> **YOUR INSTRUCTIONS**:
Search the material below for the string "along" and list each line that holds it.

> **SOURCE MATERIAL**:

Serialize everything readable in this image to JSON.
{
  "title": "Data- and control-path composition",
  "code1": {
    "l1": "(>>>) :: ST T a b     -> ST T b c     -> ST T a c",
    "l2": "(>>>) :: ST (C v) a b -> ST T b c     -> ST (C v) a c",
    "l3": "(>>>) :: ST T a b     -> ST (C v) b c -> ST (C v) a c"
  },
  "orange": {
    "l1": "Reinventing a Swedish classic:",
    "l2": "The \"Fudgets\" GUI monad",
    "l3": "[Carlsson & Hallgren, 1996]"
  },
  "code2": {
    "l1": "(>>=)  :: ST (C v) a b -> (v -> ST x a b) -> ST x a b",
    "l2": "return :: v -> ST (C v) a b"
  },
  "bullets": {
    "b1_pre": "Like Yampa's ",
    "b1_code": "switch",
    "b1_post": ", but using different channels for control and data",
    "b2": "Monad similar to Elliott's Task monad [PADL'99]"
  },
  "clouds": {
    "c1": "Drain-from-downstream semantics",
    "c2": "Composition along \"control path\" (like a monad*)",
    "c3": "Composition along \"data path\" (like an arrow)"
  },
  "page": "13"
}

> **SOLUTION TO THE PROBLEM**:
    "c2": "Composition along \"control path\" (like a monad*)",
    "c3": "Composition along \"data path\" (like an arrow)"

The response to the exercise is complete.